**Exercise goal**
Reproduce the listing below word for word, with no pictures.

**Material for this exercise**
——————————
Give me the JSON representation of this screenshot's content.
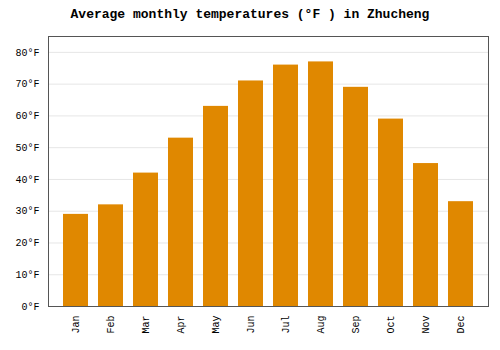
{
  "chart_data": {
    "type": "bar",
    "title": "Average monthly temperatures (°F ) in Zhucheng",
    "categories": [
      "Jan",
      "Feb",
      "Mar",
      "Apr",
      "May",
      "Jun",
      "Jul",
      "Aug",
      "Sep",
      "Oct",
      "Nov",
      "Dec"
    ],
    "values": [
      29,
      32,
      42,
      53,
      63,
      71,
      76,
      77,
      69,
      59,
      45,
      33
    ],
    "color": "#E08800",
    "ylim": [
      0,
      85
    ],
    "yticks": [
      {
        "value": 0,
        "label": "0°F"
      },
      {
        "value": 10,
        "label": "10°F"
      },
      {
        "value": 20,
        "label": "20°F"
      },
      {
        "value": 30,
        "label": "30°F"
      },
      {
        "value": 40,
        "label": "40°F"
      },
      {
        "value": 50,
        "label": "50°F"
      },
      {
        "value": 60,
        "label": "60°F"
      },
      {
        "value": 70,
        "label": "70°F"
      },
      {
        "value": 80,
        "label": "80°F"
      }
    ],
    "grid": true
  }
}
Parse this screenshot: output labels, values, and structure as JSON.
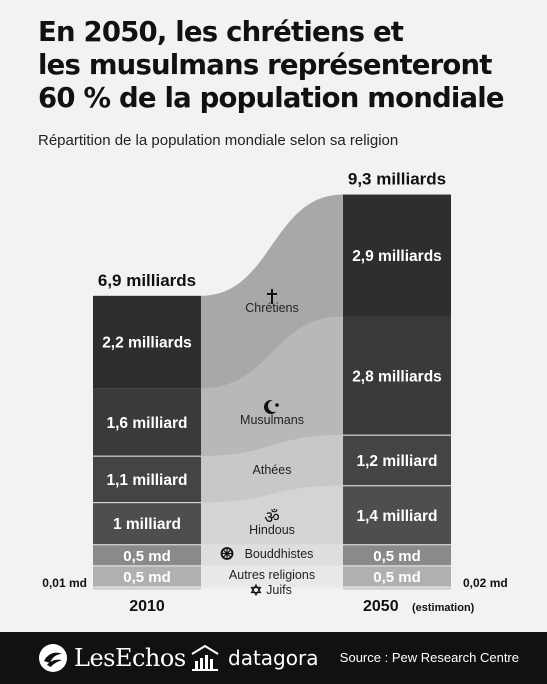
{
  "title_lines": [
    "En 2050, les chrétiens et",
    "les musulmans représenteront",
    "60 % de la population mondiale"
  ],
  "subtitle": "Répartition de la population mondiale selon sa religion",
  "chart_data": {
    "type": "stacked-bar-flow",
    "title": "",
    "unit": "milliards",
    "categories": [
      "2010",
      "2050"
    ],
    "category_labels": [
      {
        "year": "2010",
        "note": ""
      },
      {
        "year": "2050",
        "note": "(estimation)"
      }
    ],
    "totals": [
      {
        "value": 6.9,
        "label": "6,9 milliards"
      },
      {
        "value": 9.3,
        "label": "9,3 milliards"
      }
    ],
    "series": [
      {
        "name": "Chrétiens",
        "icon": "cross-icon",
        "color": "#2e2e2e",
        "flow_color": "#a8a8a8",
        "values": [
          2.2,
          2.9
        ],
        "value_labels": [
          "2,2 milliards",
          "2,9 milliards"
        ]
      },
      {
        "name": "Musulmans",
        "icon": "crescent-star-icon",
        "color": "#3a3a3a",
        "flow_color": "#b8b8b8",
        "values": [
          1.6,
          2.8
        ],
        "value_labels": [
          "1,6 milliard",
          "2,8 milliards"
        ]
      },
      {
        "name": "Athées",
        "icon": "",
        "color": "#444444",
        "flow_color": "#c8c8c8",
        "values": [
          1.1,
          1.2
        ],
        "value_labels": [
          "1,1 milliard",
          "1,2 milliard"
        ]
      },
      {
        "name": "Hindous",
        "icon": "om-icon",
        "color": "#4e4e4e",
        "flow_color": "#d4d4d4",
        "values": [
          1.0,
          1.4
        ],
        "value_labels": [
          "1 milliard",
          "1,4 milliard"
        ]
      },
      {
        "name": "Bouddhistes",
        "icon": "dharma-wheel-icon",
        "color": "#8a8a8a",
        "flow_color": "#dedede",
        "values": [
          0.5,
          0.5
        ],
        "value_labels": [
          "0,5 md",
          "0,5 md"
        ]
      },
      {
        "name": "Autres religions",
        "icon": "",
        "color": "#b0b0b0",
        "flow_color": "#e8e8e8",
        "values": [
          0.5,
          0.5
        ],
        "value_labels": [
          "0,5 md",
          "0,5 md"
        ]
      },
      {
        "name": "Juifs",
        "icon": "star-of-david-icon",
        "color": "#c8c8c8",
        "flow_color": "#f0f0f0",
        "values": [
          0.01,
          0.02
        ],
        "value_labels": [
          "0,01 md",
          "0,02 md"
        ]
      }
    ]
  },
  "footer": {
    "brand1": "LesEchos",
    "brand2": "datagora",
    "source": "Source : Pew Research Centre"
  },
  "colors": {
    "footer_bg": "#111111",
    "background": "#f2f2f2"
  }
}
——————————
**Correct answer**
Give me the JSON representation of this screenshot's content.
{
  "chart_data": {
    "type": "bar",
    "title": "Average monthly temperatures (°F ) in Zhucheng",
    "categories": [
      "Jan",
      "Feb",
      "Mar",
      "Apr",
      "May",
      "Jun",
      "Jul",
      "Aug",
      "Sep",
      "Oct",
      "Nov",
      "Dec"
    ],
    "values": [
      29,
      32,
      42,
      53,
      63,
      71,
      76,
      77,
      69,
      59,
      45,
      33
    ],
    "color": "#E08800",
    "ylim": [
      0,
      85
    ],
    "yticks": [
      {
        "value": 0,
        "label": "0°F"
      },
      {
        "value": 10,
        "label": "10°F"
      },
      {
        "value": 20,
        "label": "20°F"
      },
      {
        "value": 30,
        "label": "30°F"
      },
      {
        "value": 40,
        "label": "40°F"
      },
      {
        "value": 50,
        "label": "50°F"
      },
      {
        "value": 60,
        "label": "60°F"
      },
      {
        "value": 70,
        "label": "70°F"
      },
      {
        "value": 80,
        "label": "80°F"
      }
    ],
    "grid": true
  }
}
Parse this screenshot: output labels, values, and structure as JSON.
{
  "title_lines": [
    "En 2050, les chrétiens et",
    "les musulmans représenteront",
    "60 % de la population mondiale"
  ],
  "subtitle": "Répartition de la population mondiale selon sa religion",
  "chart_data": {
    "type": "stacked-bar-flow",
    "title": "",
    "unit": "milliards",
    "categories": [
      "2010",
      "2050"
    ],
    "category_labels": [
      {
        "year": "2010",
        "note": ""
      },
      {
        "year": "2050",
        "note": "(estimation)"
      }
    ],
    "totals": [
      {
        "value": 6.9,
        "label": "6,9 milliards"
      },
      {
        "value": 9.3,
        "label": "9,3 milliards"
      }
    ],
    "series": [
      {
        "name": "Chrétiens",
        "icon": "cross-icon",
        "color": "#2e2e2e",
        "flow_color": "#a8a8a8",
        "values": [
          2.2,
          2.9
        ],
        "value_labels": [
          "2,2 milliards",
          "2,9 milliards"
        ]
      },
      {
        "name": "Musulmans",
        "icon": "crescent-star-icon",
        "color": "#3a3a3a",
        "flow_color": "#b8b8b8",
        "values": [
          1.6,
          2.8
        ],
        "value_labels": [
          "1,6 milliard",
          "2,8 milliards"
        ]
      },
      {
        "name": "Athées",
        "icon": "",
        "color": "#444444",
        "flow_color": "#c8c8c8",
        "values": [
          1.1,
          1.2
        ],
        "value_labels": [
          "1,1 milliard",
          "1,2 milliard"
        ]
      },
      {
        "name": "Hindous",
        "icon": "om-icon",
        "color": "#4e4e4e",
        "flow_color": "#d4d4d4",
        "values": [
          1.0,
          1.4
        ],
        "value_labels": [
          "1 milliard",
          "1,4 milliard"
        ]
      },
      {
        "name": "Bouddhistes",
        "icon": "dharma-wheel-icon",
        "color": "#8a8a8a",
        "flow_color": "#dedede",
        "values": [
          0.5,
          0.5
        ],
        "value_labels": [
          "0,5 md",
          "0,5 md"
        ]
      },
      {
        "name": "Autres religions",
        "icon": "",
        "color": "#b0b0b0",
        "flow_color": "#e8e8e8",
        "values": [
          0.5,
          0.5
        ],
        "value_labels": [
          "0,5 md",
          "0,5 md"
        ]
      },
      {
        "name": "Juifs",
        "icon": "star-of-david-icon",
        "color": "#c8c8c8",
        "flow_color": "#f0f0f0",
        "values": [
          0.01,
          0.02
        ],
        "value_labels": [
          "0,01 md",
          "0,02 md"
        ]
      }
    ]
  },
  "footer": {
    "brand1": "LesEchos",
    "brand2": "datagora",
    "source": "Source : Pew Research Centre"
  },
  "colors": {
    "footer_bg": "#111111",
    "background": "#f2f2f2"
  }
}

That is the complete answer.